REQUIREMENTS >>
Exactly reproduce each record listed below.

(Figure content listings)
***
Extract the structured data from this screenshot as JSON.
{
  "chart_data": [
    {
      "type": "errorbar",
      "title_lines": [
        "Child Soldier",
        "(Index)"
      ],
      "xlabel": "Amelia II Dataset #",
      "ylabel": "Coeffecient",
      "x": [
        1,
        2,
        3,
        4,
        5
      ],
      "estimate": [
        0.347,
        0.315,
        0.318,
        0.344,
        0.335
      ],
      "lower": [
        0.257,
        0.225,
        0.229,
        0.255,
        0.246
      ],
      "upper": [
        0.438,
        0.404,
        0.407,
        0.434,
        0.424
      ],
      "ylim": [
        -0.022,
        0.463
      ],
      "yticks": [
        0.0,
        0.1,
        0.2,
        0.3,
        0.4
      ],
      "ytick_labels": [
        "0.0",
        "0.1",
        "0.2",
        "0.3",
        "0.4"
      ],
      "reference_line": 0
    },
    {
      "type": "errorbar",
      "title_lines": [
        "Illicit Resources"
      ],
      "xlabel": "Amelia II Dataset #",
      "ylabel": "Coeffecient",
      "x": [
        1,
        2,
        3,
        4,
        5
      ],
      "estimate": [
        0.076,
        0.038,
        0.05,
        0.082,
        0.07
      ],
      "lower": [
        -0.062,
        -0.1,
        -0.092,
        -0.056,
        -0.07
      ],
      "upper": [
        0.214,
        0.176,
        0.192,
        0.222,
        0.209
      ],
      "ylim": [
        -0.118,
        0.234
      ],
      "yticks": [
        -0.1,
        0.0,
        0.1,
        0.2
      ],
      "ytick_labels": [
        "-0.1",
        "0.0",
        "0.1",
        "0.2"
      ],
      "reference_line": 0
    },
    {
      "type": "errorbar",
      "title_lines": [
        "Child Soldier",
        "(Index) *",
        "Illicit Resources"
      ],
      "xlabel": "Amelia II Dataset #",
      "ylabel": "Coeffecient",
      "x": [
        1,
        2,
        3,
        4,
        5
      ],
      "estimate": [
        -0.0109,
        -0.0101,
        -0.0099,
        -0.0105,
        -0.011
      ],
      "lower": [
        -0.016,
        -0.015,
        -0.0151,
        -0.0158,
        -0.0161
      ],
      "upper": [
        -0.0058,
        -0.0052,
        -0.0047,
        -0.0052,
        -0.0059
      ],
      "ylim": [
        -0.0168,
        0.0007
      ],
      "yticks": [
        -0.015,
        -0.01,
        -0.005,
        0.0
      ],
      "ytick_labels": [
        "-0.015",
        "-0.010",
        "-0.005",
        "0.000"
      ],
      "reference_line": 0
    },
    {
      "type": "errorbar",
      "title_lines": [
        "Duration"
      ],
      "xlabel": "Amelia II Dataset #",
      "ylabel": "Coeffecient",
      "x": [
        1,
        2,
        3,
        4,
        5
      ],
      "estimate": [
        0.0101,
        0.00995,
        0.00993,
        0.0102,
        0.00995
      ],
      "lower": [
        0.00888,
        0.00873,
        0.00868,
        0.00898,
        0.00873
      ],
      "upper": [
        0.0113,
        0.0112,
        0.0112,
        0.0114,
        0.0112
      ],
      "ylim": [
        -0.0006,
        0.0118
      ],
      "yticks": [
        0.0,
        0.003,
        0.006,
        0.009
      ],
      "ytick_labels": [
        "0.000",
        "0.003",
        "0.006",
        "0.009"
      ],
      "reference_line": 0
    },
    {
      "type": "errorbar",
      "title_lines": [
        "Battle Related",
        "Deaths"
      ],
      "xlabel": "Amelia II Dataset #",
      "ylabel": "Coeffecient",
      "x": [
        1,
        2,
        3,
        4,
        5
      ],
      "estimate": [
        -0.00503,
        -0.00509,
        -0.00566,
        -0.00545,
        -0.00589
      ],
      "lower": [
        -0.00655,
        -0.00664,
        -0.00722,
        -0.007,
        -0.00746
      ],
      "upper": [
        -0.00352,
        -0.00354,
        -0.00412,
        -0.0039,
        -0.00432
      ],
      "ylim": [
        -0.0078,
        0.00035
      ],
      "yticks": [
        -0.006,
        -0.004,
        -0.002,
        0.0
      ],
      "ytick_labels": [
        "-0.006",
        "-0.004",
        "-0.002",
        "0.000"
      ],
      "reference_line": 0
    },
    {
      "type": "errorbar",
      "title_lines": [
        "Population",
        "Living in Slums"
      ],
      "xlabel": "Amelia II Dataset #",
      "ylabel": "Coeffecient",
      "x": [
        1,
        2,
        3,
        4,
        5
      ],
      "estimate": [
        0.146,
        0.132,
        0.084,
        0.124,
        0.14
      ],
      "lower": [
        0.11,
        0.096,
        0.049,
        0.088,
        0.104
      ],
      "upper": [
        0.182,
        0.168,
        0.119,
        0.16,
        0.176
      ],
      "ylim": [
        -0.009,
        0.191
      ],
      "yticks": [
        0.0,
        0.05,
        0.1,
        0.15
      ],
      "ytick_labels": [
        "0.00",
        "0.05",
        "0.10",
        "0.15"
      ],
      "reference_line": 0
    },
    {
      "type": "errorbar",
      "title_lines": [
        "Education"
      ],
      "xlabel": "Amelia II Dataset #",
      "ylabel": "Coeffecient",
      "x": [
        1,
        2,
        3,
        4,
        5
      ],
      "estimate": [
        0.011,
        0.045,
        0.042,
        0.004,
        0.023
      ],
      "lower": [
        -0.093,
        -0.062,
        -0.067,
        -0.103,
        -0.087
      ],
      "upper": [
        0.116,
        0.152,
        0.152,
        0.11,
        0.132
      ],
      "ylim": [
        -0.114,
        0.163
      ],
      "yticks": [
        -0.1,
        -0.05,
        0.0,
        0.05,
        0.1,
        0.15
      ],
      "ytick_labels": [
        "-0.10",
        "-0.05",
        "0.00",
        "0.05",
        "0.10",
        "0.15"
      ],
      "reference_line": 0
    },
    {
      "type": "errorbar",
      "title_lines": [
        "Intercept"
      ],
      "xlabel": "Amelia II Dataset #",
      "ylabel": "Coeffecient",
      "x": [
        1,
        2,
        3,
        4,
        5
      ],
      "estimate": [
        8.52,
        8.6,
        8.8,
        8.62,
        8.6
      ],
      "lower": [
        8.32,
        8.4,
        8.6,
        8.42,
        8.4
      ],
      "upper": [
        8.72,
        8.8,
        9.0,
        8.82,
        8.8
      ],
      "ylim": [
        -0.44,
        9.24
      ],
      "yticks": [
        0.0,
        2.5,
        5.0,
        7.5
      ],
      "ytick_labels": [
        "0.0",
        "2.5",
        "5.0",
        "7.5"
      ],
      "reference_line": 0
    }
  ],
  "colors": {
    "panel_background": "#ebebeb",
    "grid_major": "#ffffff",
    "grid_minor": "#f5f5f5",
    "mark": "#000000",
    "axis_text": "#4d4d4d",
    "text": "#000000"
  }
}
***
CORRECT RESULT >>
Extract the structured data from this screenshot as JSON.
{
  "chart_data": [
    {
      "type": "errorbar",
      "title_lines": [
        "Child Soldier",
        "(Index)"
      ],
      "xlabel": "Amelia II Dataset #",
      "ylabel": "Coeffecient",
      "x": [
        1,
        2,
        3,
        4,
        5
      ],
      "estimate": [
        0.347,
        0.315,
        0.318,
        0.344,
        0.335
      ],
      "lower": [
        0.257,
        0.225,
        0.229,
        0.255,
        0.246
      ],
      "upper": [
        0.438,
        0.404,
        0.407,
        0.434,
        0.424
      ],
      "ylim": [
        -0.022,
        0.463
      ],
      "yticks": [
        0.0,
        0.1,
        0.2,
        0.3,
        0.4
      ],
      "ytick_labels": [
        "0.0",
        "0.1",
        "0.2",
        "0.3",
        "0.4"
      ],
      "reference_line": 0
    },
    {
      "type": "errorbar",
      "title_lines": [
        "Illicit Resources"
      ],
      "xlabel": "Amelia II Dataset #",
      "ylabel": "Coeffecient",
      "x": [
        1,
        2,
        3,
        4,
        5
      ],
      "estimate": [
        0.076,
        0.038,
        0.05,
        0.082,
        0.07
      ],
      "lower": [
        -0.062,
        -0.1,
        -0.092,
        -0.056,
        -0.07
      ],
      "upper": [
        0.214,
        0.176,
        0.192,
        0.222,
        0.209
      ],
      "ylim": [
        -0.118,
        0.234
      ],
      "yticks": [
        -0.1,
        0.0,
        0.1,
        0.2
      ],
      "ytick_labels": [
        "-0.1",
        "0.0",
        "0.1",
        "0.2"
      ],
      "reference_line": 0
    },
    {
      "type": "errorbar",
      "title_lines": [
        "Child Soldier",
        "(Index) *",
        "Illicit Resources"
      ],
      "xlabel": "Amelia II Dataset #",
      "ylabel": "Coeffecient",
      "x": [
        1,
        2,
        3,
        4,
        5
      ],
      "estimate": [
        -0.0109,
        -0.0101,
        -0.0099,
        -0.0105,
        -0.011
      ],
      "lower": [
        -0.016,
        -0.015,
        -0.0151,
        -0.0158,
        -0.0161
      ],
      "upper": [
        -0.0058,
        -0.0052,
        -0.0047,
        -0.0052,
        -0.0059
      ],
      "ylim": [
        -0.0168,
        0.0007
      ],
      "yticks": [
        -0.015,
        -0.01,
        -0.005,
        0.0
      ],
      "ytick_labels": [
        "-0.015",
        "-0.010",
        "-0.005",
        "0.000"
      ],
      "reference_line": 0
    },
    {
      "type": "errorbar",
      "title_lines": [
        "Duration"
      ],
      "xlabel": "Amelia II Dataset #",
      "ylabel": "Coeffecient",
      "x": [
        1,
        2,
        3,
        4,
        5
      ],
      "estimate": [
        0.0101,
        0.00995,
        0.00993,
        0.0102,
        0.00995
      ],
      "lower": [
        0.00888,
        0.00873,
        0.00868,
        0.00898,
        0.00873
      ],
      "upper": [
        0.0113,
        0.0112,
        0.0112,
        0.0114,
        0.0112
      ],
      "ylim": [
        -0.0006,
        0.0118
      ],
      "yticks": [
        0.0,
        0.003,
        0.006,
        0.009
      ],
      "ytick_labels": [
        "0.000",
        "0.003",
        "0.006",
        "0.009"
      ],
      "reference_line": 0
    },
    {
      "type": "errorbar",
      "title_lines": [
        "Battle Related",
        "Deaths"
      ],
      "xlabel": "Amelia II Dataset #",
      "ylabel": "Coeffecient",
      "x": [
        1,
        2,
        3,
        4,
        5
      ],
      "estimate": [
        -0.00503,
        -0.00509,
        -0.00566,
        -0.00545,
        -0.00589
      ],
      "lower": [
        -0.00655,
        -0.00664,
        -0.00722,
        -0.007,
        -0.00746
      ],
      "upper": [
        -0.00352,
        -0.00354,
        -0.00412,
        -0.0039,
        -0.00432
      ],
      "ylim": [
        -0.0078,
        0.00035
      ],
      "yticks": [
        -0.006,
        -0.004,
        -0.002,
        0.0
      ],
      "ytick_labels": [
        "-0.006",
        "-0.004",
        "-0.002",
        "0.000"
      ],
      "reference_line": 0
    },
    {
      "type": "errorbar",
      "title_lines": [
        "Population",
        "Living in Slums"
      ],
      "xlabel": "Amelia II Dataset #",
      "ylabel": "Coeffecient",
      "x": [
        1,
        2,
        3,
        4,
        5
      ],
      "estimate": [
        0.146,
        0.132,
        0.084,
        0.124,
        0.14
      ],
      "lower": [
        0.11,
        0.096,
        0.049,
        0.088,
        0.104
      ],
      "upper": [
        0.182,
        0.168,
        0.119,
        0.16,
        0.176
      ],
      "ylim": [
        -0.009,
        0.191
      ],
      "yticks": [
        0.0,
        0.05,
        0.1,
        0.15
      ],
      "ytick_labels": [
        "0.00",
        "0.05",
        "0.10",
        "0.15"
      ],
      "reference_line": 0
    },
    {
      "type": "errorbar",
      "title_lines": [
        "Education"
      ],
      "xlabel": "Amelia II Dataset #",
      "ylabel": "Coeffecient",
      "x": [
        1,
        2,
        3,
        4,
        5
      ],
      "estimate": [
        0.011,
        0.045,
        0.042,
        0.004,
        0.023
      ],
      "lower": [
        -0.093,
        -0.062,
        -0.067,
        -0.103,
        -0.087
      ],
      "upper": [
        0.116,
        0.152,
        0.152,
        0.11,
        0.132
      ],
      "ylim": [
        -0.114,
        0.163
      ],
      "yticks": [
        -0.1,
        -0.05,
        0.0,
        0.05,
        0.1,
        0.15
      ],
      "ytick_labels": [
        "-0.10",
        "-0.05",
        "0.00",
        "0.05",
        "0.10",
        "0.15"
      ],
      "reference_line": 0
    },
    {
      "type": "errorbar",
      "title_lines": [
        "Intercept"
      ],
      "xlabel": "Amelia II Dataset #",
      "ylabel": "Coeffecient",
      "x": [
        1,
        2,
        3,
        4,
        5
      ],
      "estimate": [
        8.52,
        8.6,
        8.8,
        8.62,
        8.6
      ],
      "lower": [
        8.32,
        8.4,
        8.6,
        8.42,
        8.4
      ],
      "upper": [
        8.72,
        8.8,
        9.0,
        8.82,
        8.8
      ],
      "ylim": [
        -0.44,
        9.24
      ],
      "yticks": [
        0.0,
        2.5,
        5.0,
        7.5
      ],
      "ytick_labels": [
        "0.0",
        "2.5",
        "5.0",
        "7.5"
      ],
      "reference_line": 0
    }
  ],
  "colors": {
    "panel_background": "#ebebeb",
    "grid_major": "#ffffff",
    "grid_minor": "#f5f5f5",
    "mark": "#000000",
    "axis_text": "#4d4d4d",
    "text": "#000000"
  }
}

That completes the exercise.